_WHAT IS NEEDED_. The records that follow are to be repeated exactly, with the pictures removed.

Records from a dataset:
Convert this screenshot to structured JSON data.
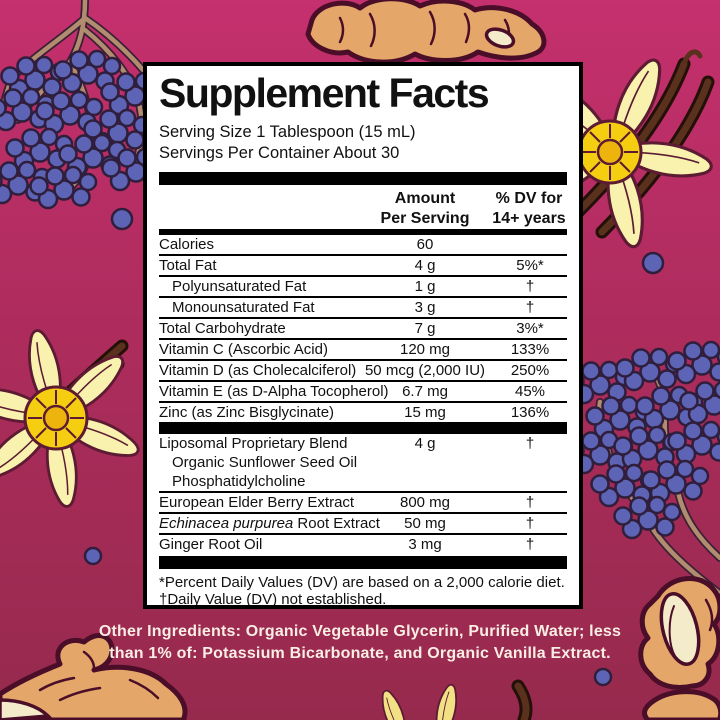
{
  "panel": {
    "title": "Supplement Facts",
    "serving_size": "Serving Size 1 Tablespoon (15 mL)",
    "servings_per_container": "Servings Per Container About 30",
    "col_amount_line1": "Amount",
    "col_amount_line2": "Per Serving",
    "col_dv_line1": "% DV for",
    "col_dv_line2": "14+ years",
    "main_rows": [
      {
        "label": "Calories",
        "amount": "60",
        "dv": ""
      },
      {
        "label": "Total Fat",
        "amount": "4 g",
        "dv": "5%*",
        "divider": true
      },
      {
        "label": "Polyunsaturated Fat",
        "amount": "1 g",
        "dv": "†",
        "indent": true,
        "divider": true
      },
      {
        "label": "Monounsaturated Fat",
        "amount": "3 g",
        "dv": "†",
        "indent": true,
        "divider": true
      },
      {
        "label": "Total Carbohydrate",
        "amount": "7 g",
        "dv": "3%*",
        "divider": true
      },
      {
        "label": "Vitamin C (Ascorbic Acid)",
        "amount": "120 mg",
        "dv": "133%",
        "divider": true
      },
      {
        "label": "Vitamin D (as Cholecalciferol)",
        "amount": "50 mcg (2,000 IU)",
        "dv": "250%",
        "divider": true
      },
      {
        "label": "Vitamin E (as D-Alpha Tocopherol)",
        "amount": "6.7 mg",
        "dv": "45%",
        "divider": true
      },
      {
        "label": "Zinc (as Zinc Bisglycinate)",
        "amount": "15 mg",
        "dv": "136%",
        "divider": true
      }
    ],
    "blend_rows": [
      {
        "label": "Liposomal Proprietary Blend",
        "amount": "4 g",
        "dv": "†"
      },
      {
        "label": "Organic Sunflower Seed Oil",
        "indent": true
      },
      {
        "label": "Phosphatidylcholine",
        "indent": true
      },
      {
        "label": "European Elder Berry Extract",
        "amount": "800 mg",
        "dv": "†",
        "divider": true
      },
      {
        "label_italic": "Echinacea purpurea",
        "label": " Root Extract",
        "amount": "50 mg",
        "dv": "†",
        "divider": true
      },
      {
        "label": "Ginger Root Oil",
        "amount": "3 mg",
        "dv": "†",
        "divider": true
      }
    ],
    "footnotes": [
      "*Percent Daily Values (DV) are based on a 2,000 calorie diet.",
      "†Daily Value (DV) not established."
    ]
  },
  "other_ingredients_lines": [
    "Other Ingredients: Organic Vegetable Glycerin, Purified Water; less",
    "than 1% of: Potassium Bicarbonate, and Organic Vanilla Extract."
  ],
  "illustrations": {
    "top_left": "elderberry-branch-cluster",
    "top_center": "ginger-root",
    "top_right": "vanilla-flower-with-pods",
    "middle_left": "vanilla-flower-with-pods",
    "middle_right": "elderberry-branch-cluster",
    "bottom_left": "ginger-root",
    "bottom_center": "vanilla-leaves-and-pod",
    "bottom_right": "cut-ginger-root-pieces"
  },
  "colors": {
    "background_top": "#C5306E",
    "background_bottom": "#962A4D",
    "berry": "#5D64B6",
    "branch": "#B18C6E",
    "petal": "#F8F2AE",
    "flower_center": "#F5CE12",
    "ginger": "#E5A669",
    "ginger_cut": "#F3EBC9",
    "pod_brown": "#5A311D",
    "panel_bg": "#FFFFFF",
    "panel_border": "#000000",
    "text_dark": "#111111",
    "other_ingredients_text": "#FAEDE4"
  }
}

_RESPONSE TO THIS TASK_.
Convert this screenshot to structured JSON data.
{
  "panel": {
    "title": "Supplement Facts",
    "serving_size": "Serving Size 1 Tablespoon (15 mL)",
    "servings_per_container": "Servings Per Container About 30",
    "col_amount_line1": "Amount",
    "col_amount_line2": "Per Serving",
    "col_dv_line1": "% DV for",
    "col_dv_line2": "14+ years",
    "main_rows": [
      {
        "label": "Calories",
        "amount": "60",
        "dv": ""
      },
      {
        "label": "Total Fat",
        "amount": "4 g",
        "dv": "5%*",
        "divider": true
      },
      {
        "label": "Polyunsaturated Fat",
        "amount": "1 g",
        "dv": "†",
        "indent": true,
        "divider": true
      },
      {
        "label": "Monounsaturated Fat",
        "amount": "3 g",
        "dv": "†",
        "indent": true,
        "divider": true
      },
      {
        "label": "Total Carbohydrate",
        "amount": "7 g",
        "dv": "3%*",
        "divider": true
      },
      {
        "label": "Vitamin C (Ascorbic Acid)",
        "amount": "120 mg",
        "dv": "133%",
        "divider": true
      },
      {
        "label": "Vitamin D (as Cholecalciferol)",
        "amount": "50 mcg (2,000 IU)",
        "dv": "250%",
        "divider": true
      },
      {
        "label": "Vitamin E (as D-Alpha Tocopherol)",
        "amount": "6.7 mg",
        "dv": "45%",
        "divider": true
      },
      {
        "label": "Zinc (as Zinc Bisglycinate)",
        "amount": "15 mg",
        "dv": "136%",
        "divider": true
      }
    ],
    "blend_rows": [
      {
        "label": "Liposomal Proprietary Blend",
        "amount": "4 g",
        "dv": "†"
      },
      {
        "label": "Organic Sunflower Seed Oil",
        "indent": true
      },
      {
        "label": "Phosphatidylcholine",
        "indent": true
      },
      {
        "label": "European Elder Berry Extract",
        "amount": "800 mg",
        "dv": "†",
        "divider": true
      },
      {
        "label_italic": "Echinacea purpurea",
        "label": " Root Extract",
        "amount": "50 mg",
        "dv": "†",
        "divider": true
      },
      {
        "label": "Ginger Root Oil",
        "amount": "3 mg",
        "dv": "†",
        "divider": true
      }
    ],
    "footnotes": [
      "*Percent Daily Values (DV) are based on a 2,000 calorie diet.",
      "†Daily Value (DV) not established."
    ]
  },
  "other_ingredients_lines": [
    "Other Ingredients: Organic Vegetable Glycerin, Purified Water; less",
    "than 1% of: Potassium Bicarbonate, and Organic Vanilla Extract."
  ],
  "illustrations": {
    "top_left": "elderberry-branch-cluster",
    "top_center": "ginger-root",
    "top_right": "vanilla-flower-with-pods",
    "middle_left": "vanilla-flower-with-pods",
    "middle_right": "elderberry-branch-cluster",
    "bottom_left": "ginger-root",
    "bottom_center": "vanilla-leaves-and-pod",
    "bottom_right": "cut-ginger-root-pieces"
  },
  "colors": {
    "background_top": "#C5306E",
    "background_bottom": "#962A4D",
    "berry": "#5D64B6",
    "branch": "#B18C6E",
    "petal": "#F8F2AE",
    "flower_center": "#F5CE12",
    "ginger": "#E5A669",
    "ginger_cut": "#F3EBC9",
    "pod_brown": "#5A311D",
    "panel_bg": "#FFFFFF",
    "panel_border": "#000000",
    "text_dark": "#111111",
    "other_ingredients_text": "#FAEDE4"
  }
}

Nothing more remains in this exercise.